AQUILA  "The Eagle"  pronounced ACK-will-ah

Chart showing the constellations.

This constellation dates from ancient times, represents the bird that in Mythology was the companion of Jupiter, and often carried his thunderbolts.  Ptolemy assigned nine stars to it, but the six southerly stars which he placed in the obsolete Antinous are now included in it. Aquila lies in the Milky Way and contains rich star fields, particularly towards the neighbouring constellation Scutum.  Aquila straddles the celestial equator in the winter Milky Way and is easily recognised by the bright white star Altair with its two flanking yellow stars β Aql and γ Aql the former being the less bright. 

Aquila contains the unusual object SS 433.  This is a unique binary star system lying in the centre of a supernova remnant.  The stars cannot be resolved apart visually, but spectroscopes on large telescopes reveal emission lines that are both red and blue shifted, showing jets emerging from the star with a velocity about one quarter the sped of light both towards and away from us.  These jets precess, and thus seem to sweep around the sky with a period of about 164 days.  The object is an eclipsing binary star with a period of 6.4 days, containing a very hot star with an invisible companion, that is probably a neutron star because of the bizarre relativistic effects.

To find Aquila look north in the late evening sky, and find the bright star Altair.  From the more northerly regions of New Zealand Altair is the apex of the "Summer Triangle"  (Northern hemisphere) with Vega in Lyra and Deneb in Cygnus being at the base.

Chart showing Aquila as seen towards the north in mid evening during September.

Aquila chart

Constellatio Ophiuchus Constellatio Serpens Constellation Scutum Constellation Sagittarius Constellation Capricornus Constellation Aquarius Constellation Delphinus Constellation Equuleus Constellation Cygnus Constellation Sagitta Constellation Hercules

Some stars and interesting objects in the Constellations

α Aquilae (Altair, pronounced ell-TAH-eer, an Arabic name meaning flying eagle), is a 0.77 magnitude white star 16 light years away, among the Sun's closest neighbours.

β Aql (Alshain) is a magnitude 3.7 yellow star 42 light years away.

γ Aql (Tarazed), is a magnitude 2.7 yellow giant star 280 light years away.

η Aql is 1400 light years away.  It is one of the brightest Cepheid variable stars, ranging in brightness from magnitude 4.1 to magnitude 5.3 every 7.2 days.

15 Aql is a magnitude 5.4 yellow giant star 390 light years away, with a purplish magnitude 7.2 companion star easily visible in small telescopes.

» **EXERCISE**
According to the Aquila text, how far away is Altair? Please answer in a few words. The records come from a different source than the Aquila text.

» **Page segmentation data**
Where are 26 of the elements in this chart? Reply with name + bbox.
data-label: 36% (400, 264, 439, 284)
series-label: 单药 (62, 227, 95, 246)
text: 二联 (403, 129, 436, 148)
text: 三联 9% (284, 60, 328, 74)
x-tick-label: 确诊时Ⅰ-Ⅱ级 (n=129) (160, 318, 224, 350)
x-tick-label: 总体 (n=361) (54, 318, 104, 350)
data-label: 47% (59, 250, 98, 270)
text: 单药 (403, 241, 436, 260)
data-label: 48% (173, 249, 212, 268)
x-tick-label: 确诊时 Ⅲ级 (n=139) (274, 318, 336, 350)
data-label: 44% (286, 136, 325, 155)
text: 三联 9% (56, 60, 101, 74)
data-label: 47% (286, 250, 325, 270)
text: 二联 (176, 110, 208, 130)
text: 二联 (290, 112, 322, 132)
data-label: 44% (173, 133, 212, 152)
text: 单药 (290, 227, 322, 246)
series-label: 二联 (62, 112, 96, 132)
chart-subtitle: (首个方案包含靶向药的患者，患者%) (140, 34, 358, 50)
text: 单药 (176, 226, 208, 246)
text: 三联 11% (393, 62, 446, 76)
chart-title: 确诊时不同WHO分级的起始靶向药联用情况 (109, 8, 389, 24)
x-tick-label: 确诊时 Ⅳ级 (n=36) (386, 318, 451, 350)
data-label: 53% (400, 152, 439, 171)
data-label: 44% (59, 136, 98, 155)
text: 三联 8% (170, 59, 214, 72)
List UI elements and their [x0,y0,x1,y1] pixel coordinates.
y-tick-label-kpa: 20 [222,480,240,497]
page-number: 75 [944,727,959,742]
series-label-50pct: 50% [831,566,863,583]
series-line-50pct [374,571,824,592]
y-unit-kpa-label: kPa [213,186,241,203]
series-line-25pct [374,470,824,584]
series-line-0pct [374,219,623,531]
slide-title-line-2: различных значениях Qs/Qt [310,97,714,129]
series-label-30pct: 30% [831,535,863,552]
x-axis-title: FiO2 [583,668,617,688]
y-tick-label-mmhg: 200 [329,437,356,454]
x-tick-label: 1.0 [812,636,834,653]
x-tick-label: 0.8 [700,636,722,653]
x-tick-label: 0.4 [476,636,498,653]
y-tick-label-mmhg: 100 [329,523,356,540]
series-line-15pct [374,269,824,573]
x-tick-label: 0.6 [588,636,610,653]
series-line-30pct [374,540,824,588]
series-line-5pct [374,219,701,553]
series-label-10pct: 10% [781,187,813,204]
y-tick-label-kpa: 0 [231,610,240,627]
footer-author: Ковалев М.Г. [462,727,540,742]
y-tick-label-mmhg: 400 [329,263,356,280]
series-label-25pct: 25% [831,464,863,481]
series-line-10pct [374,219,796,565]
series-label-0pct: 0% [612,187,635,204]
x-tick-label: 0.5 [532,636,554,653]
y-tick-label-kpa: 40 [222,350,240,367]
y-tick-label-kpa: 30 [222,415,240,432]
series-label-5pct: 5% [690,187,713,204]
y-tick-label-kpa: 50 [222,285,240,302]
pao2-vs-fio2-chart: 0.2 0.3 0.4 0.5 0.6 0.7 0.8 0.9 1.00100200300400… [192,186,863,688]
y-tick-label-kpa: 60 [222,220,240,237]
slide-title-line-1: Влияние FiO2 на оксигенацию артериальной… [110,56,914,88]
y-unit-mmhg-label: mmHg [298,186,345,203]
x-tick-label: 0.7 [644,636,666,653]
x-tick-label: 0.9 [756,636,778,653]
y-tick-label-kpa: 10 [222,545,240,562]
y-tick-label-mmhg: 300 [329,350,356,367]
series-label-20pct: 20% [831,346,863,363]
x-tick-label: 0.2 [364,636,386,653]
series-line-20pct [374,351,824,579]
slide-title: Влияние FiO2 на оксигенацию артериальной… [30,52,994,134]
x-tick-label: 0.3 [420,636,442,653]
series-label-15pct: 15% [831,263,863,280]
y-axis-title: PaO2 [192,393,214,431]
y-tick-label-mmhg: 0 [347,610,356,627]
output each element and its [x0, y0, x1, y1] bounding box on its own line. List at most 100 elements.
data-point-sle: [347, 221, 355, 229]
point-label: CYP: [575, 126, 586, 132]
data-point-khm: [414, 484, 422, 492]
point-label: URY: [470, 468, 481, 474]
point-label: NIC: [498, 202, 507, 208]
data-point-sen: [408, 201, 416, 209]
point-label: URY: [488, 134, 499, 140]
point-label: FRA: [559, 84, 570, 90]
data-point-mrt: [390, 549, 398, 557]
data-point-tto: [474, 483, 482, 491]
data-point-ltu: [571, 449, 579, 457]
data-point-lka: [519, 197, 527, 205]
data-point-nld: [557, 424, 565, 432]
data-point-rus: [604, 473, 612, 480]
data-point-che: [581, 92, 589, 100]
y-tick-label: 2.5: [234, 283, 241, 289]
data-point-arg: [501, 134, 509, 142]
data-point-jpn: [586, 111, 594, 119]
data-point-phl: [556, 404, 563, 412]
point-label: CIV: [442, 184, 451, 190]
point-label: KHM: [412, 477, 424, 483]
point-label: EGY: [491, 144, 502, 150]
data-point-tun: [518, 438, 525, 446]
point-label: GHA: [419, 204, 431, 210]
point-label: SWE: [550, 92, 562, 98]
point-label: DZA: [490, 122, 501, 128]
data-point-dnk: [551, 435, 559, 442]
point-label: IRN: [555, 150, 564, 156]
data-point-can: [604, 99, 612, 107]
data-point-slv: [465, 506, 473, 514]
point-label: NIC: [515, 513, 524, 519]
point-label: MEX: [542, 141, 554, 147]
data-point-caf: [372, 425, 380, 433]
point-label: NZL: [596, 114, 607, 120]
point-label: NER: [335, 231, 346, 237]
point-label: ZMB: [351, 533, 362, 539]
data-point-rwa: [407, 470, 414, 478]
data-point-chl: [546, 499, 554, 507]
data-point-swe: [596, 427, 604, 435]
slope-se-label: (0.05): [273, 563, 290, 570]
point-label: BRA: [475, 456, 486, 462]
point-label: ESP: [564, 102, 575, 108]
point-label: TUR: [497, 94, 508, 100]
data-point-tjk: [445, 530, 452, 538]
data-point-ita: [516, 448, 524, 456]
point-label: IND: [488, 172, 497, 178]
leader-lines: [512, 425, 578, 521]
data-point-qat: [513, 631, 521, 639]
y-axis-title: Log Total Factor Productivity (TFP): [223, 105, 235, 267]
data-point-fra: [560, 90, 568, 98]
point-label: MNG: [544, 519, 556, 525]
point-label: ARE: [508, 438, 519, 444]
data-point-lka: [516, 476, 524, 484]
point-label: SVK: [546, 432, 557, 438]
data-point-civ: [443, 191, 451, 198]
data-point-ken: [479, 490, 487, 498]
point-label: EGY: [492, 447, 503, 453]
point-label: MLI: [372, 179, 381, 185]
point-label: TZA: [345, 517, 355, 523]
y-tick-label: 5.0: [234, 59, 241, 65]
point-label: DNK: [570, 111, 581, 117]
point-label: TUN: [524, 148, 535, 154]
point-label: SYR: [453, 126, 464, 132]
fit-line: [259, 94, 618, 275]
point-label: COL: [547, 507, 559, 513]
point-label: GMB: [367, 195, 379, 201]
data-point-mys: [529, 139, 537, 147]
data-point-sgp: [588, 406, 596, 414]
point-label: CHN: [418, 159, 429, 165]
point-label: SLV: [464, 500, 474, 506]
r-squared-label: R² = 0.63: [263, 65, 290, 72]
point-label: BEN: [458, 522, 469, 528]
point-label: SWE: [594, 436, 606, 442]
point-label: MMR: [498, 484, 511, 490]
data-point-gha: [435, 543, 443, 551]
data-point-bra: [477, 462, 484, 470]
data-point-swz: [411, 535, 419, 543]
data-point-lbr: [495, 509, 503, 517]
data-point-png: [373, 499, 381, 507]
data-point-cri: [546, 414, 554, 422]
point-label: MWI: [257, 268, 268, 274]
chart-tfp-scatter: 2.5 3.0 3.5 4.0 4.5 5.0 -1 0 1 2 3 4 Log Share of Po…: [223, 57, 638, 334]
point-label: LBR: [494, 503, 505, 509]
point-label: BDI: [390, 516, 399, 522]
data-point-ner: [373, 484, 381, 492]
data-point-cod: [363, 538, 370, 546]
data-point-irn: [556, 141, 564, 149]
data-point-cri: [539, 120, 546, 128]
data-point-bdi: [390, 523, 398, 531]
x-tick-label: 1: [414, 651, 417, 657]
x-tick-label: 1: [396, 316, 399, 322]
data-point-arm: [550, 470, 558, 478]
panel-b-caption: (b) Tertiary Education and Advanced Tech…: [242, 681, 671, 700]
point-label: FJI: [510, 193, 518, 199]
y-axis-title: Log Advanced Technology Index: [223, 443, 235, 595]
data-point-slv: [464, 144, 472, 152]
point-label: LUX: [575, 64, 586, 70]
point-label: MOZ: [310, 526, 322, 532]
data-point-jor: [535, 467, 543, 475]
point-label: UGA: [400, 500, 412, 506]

» **ANSWER FOR THIS EXERCISE**
16 light years.